> _PROBLEM TO WORK ON_:
Quote the data below in full, minus the images.

* START INFORMATION SHOWN *

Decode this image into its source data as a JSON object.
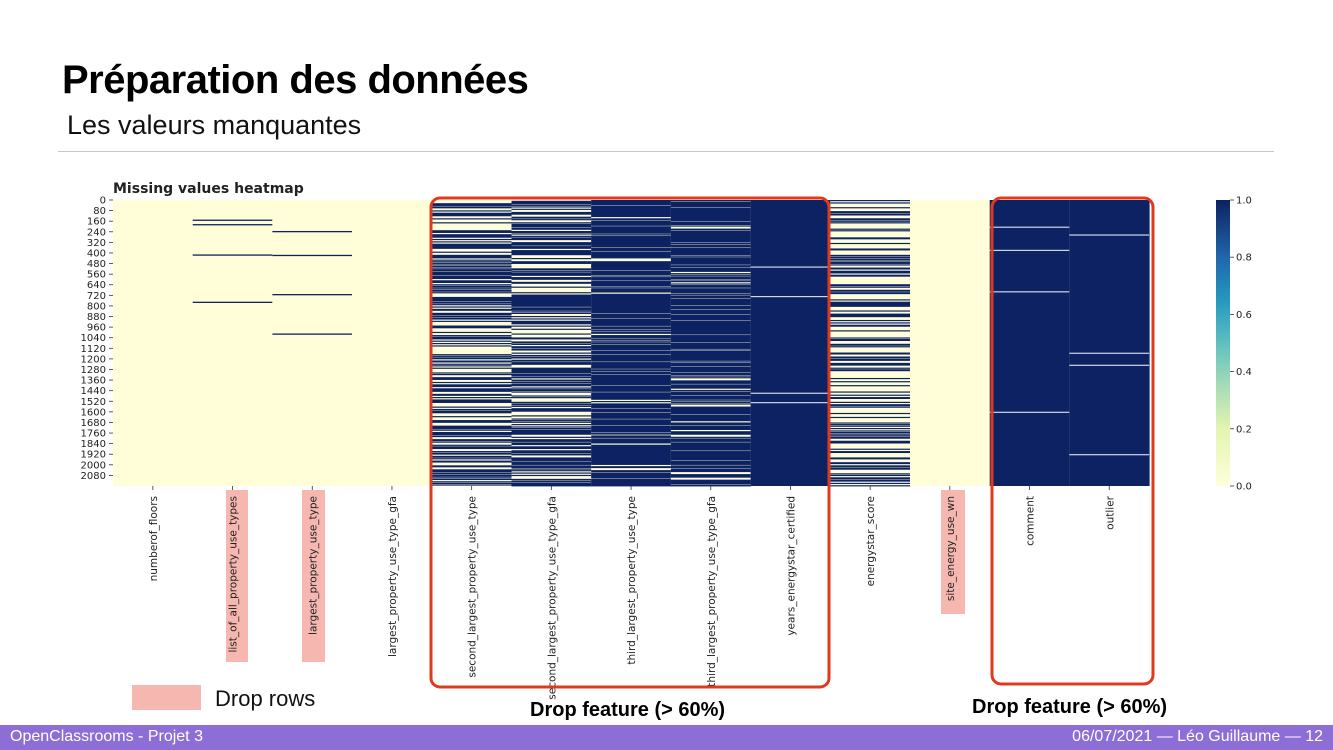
{
  "slide": {
    "title": "Préparation des données",
    "subtitle": "Les valeurs manquantes"
  },
  "annotations": {
    "drop_rows_label": "Drop rows",
    "drop_feature_label_1": "Drop feature (> 60%)",
    "drop_feature_label_2": "Drop feature (> 60%)",
    "drop_rows_color": "#f6b7b0",
    "box_color": "#e03a1e"
  },
  "footer": {
    "left": "OpenClassrooms - Projet 3",
    "right": "06/07/2021  — Léo Guillaume —  12"
  },
  "colors": {
    "present": "#fffed8",
    "missing": "#0c2262",
    "footer_bg": "#8d6ed6"
  },
  "chart_data": {
    "type": "heatmap",
    "title": "Missing values heatmap",
    "y_ticks": [
      "0",
      "80",
      "160",
      "240",
      "320",
      "400",
      "480",
      "560",
      "640",
      "720",
      "800",
      "880",
      "960",
      "1040",
      "1120",
      "1200",
      "1280",
      "1360",
      "1440",
      "1520",
      "1600",
      "1680",
      "1760",
      "1840",
      "1920",
      "2000",
      "2080"
    ],
    "row_count": 2160,
    "columns": [
      {
        "name": "numberof_floors",
        "missing_fraction": 0.0,
        "drop_rows": false,
        "drop_feature": false
      },
      {
        "name": "list_of_all_property_use_types",
        "missing_fraction": 0.005,
        "drop_rows": true,
        "drop_feature": false
      },
      {
        "name": "largest_property_use_type",
        "missing_fraction": 0.005,
        "drop_rows": true,
        "drop_feature": false
      },
      {
        "name": "largest_property_use_type_gfa",
        "missing_fraction": 0.0,
        "drop_rows": false,
        "drop_feature": false
      },
      {
        "name": "second_largest_property_use_type",
        "missing_fraction": 0.5,
        "drop_rows": false,
        "drop_feature": true
      },
      {
        "name": "second_largest_property_use_type_gfa",
        "missing_fraction": 0.5,
        "drop_rows": false,
        "drop_feature": true
      },
      {
        "name": "third_largest_property_use_type",
        "missing_fraction": 0.8,
        "drop_rows": false,
        "drop_feature": true
      },
      {
        "name": "third_largest_property_use_type_gfa",
        "missing_fraction": 0.8,
        "drop_rows": false,
        "drop_feature": true
      },
      {
        "name": "years_energystar_certified",
        "missing_fraction": 0.95,
        "drop_rows": false,
        "drop_feature": true
      },
      {
        "name": "energystar_score",
        "missing_fraction": 0.33,
        "drop_rows": false,
        "drop_feature": false
      },
      {
        "name": "site_energy_use_wn",
        "missing_fraction": 0.0,
        "drop_rows": true,
        "drop_feature": false
      },
      {
        "name": "comment",
        "missing_fraction": 0.995,
        "drop_rows": false,
        "drop_feature": true
      },
      {
        "name": "outlier",
        "missing_fraction": 0.99,
        "drop_rows": false,
        "drop_feature": true
      }
    ],
    "colorbar": {
      "ticks": [
        "0.0",
        "0.2",
        "0.4",
        "0.6",
        "0.8",
        "1.0"
      ],
      "range": [
        0,
        1
      ],
      "colormap": "YlGnBu"
    },
    "grid": false
  }
}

* END INFORMATION SHOWN *

> _REPLY TO THE TASK_:
Decode this image into its source data as a JSON object.
{
  "slide": {
    "title": "Préparation des données",
    "subtitle": "Les valeurs manquantes"
  },
  "annotations": {
    "drop_rows_label": "Drop rows",
    "drop_feature_label_1": "Drop feature (> 60%)",
    "drop_feature_label_2": "Drop feature (> 60%)",
    "drop_rows_color": "#f6b7b0",
    "box_color": "#e03a1e"
  },
  "footer": {
    "left": "OpenClassrooms - Projet 3",
    "right": "06/07/2021  — Léo Guillaume —  12"
  },
  "colors": {
    "present": "#fffed8",
    "missing": "#0c2262",
    "footer_bg": "#8d6ed6"
  },
  "chart_data": {
    "type": "heatmap",
    "title": "Missing values heatmap",
    "y_ticks": [
      "0",
      "80",
      "160",
      "240",
      "320",
      "400",
      "480",
      "560",
      "640",
      "720",
      "800",
      "880",
      "960",
      "1040",
      "1120",
      "1200",
      "1280",
      "1360",
      "1440",
      "1520",
      "1600",
      "1680",
      "1760",
      "1840",
      "1920",
      "2000",
      "2080"
    ],
    "row_count": 2160,
    "columns": [
      {
        "name": "numberof_floors",
        "missing_fraction": 0.0,
        "drop_rows": false,
        "drop_feature": false
      },
      {
        "name": "list_of_all_property_use_types",
        "missing_fraction": 0.005,
        "drop_rows": true,
        "drop_feature": false
      },
      {
        "name": "largest_property_use_type",
        "missing_fraction": 0.005,
        "drop_rows": true,
        "drop_feature": false
      },
      {
        "name": "largest_property_use_type_gfa",
        "missing_fraction": 0.0,
        "drop_rows": false,
        "drop_feature": false
      },
      {
        "name": "second_largest_property_use_type",
        "missing_fraction": 0.5,
        "drop_rows": false,
        "drop_feature": true
      },
      {
        "name": "second_largest_property_use_type_gfa",
        "missing_fraction": 0.5,
        "drop_rows": false,
        "drop_feature": true
      },
      {
        "name": "third_largest_property_use_type",
        "missing_fraction": 0.8,
        "drop_rows": false,
        "drop_feature": true
      },
      {
        "name": "third_largest_property_use_type_gfa",
        "missing_fraction": 0.8,
        "drop_rows": false,
        "drop_feature": true
      },
      {
        "name": "years_energystar_certified",
        "missing_fraction": 0.95,
        "drop_rows": false,
        "drop_feature": true
      },
      {
        "name": "energystar_score",
        "missing_fraction": 0.33,
        "drop_rows": false,
        "drop_feature": false
      },
      {
        "name": "site_energy_use_wn",
        "missing_fraction": 0.0,
        "drop_rows": true,
        "drop_feature": false
      },
      {
        "name": "comment",
        "missing_fraction": 0.995,
        "drop_rows": false,
        "drop_feature": true
      },
      {
        "name": "outlier",
        "missing_fraction": 0.99,
        "drop_rows": false,
        "drop_feature": true
      }
    ],
    "colorbar": {
      "ticks": [
        "0.0",
        "0.2",
        "0.4",
        "0.6",
        "0.8",
        "1.0"
      ],
      "range": [
        0,
        1
      ],
      "colormap": "YlGnBu"
    },
    "grid": false
  }
}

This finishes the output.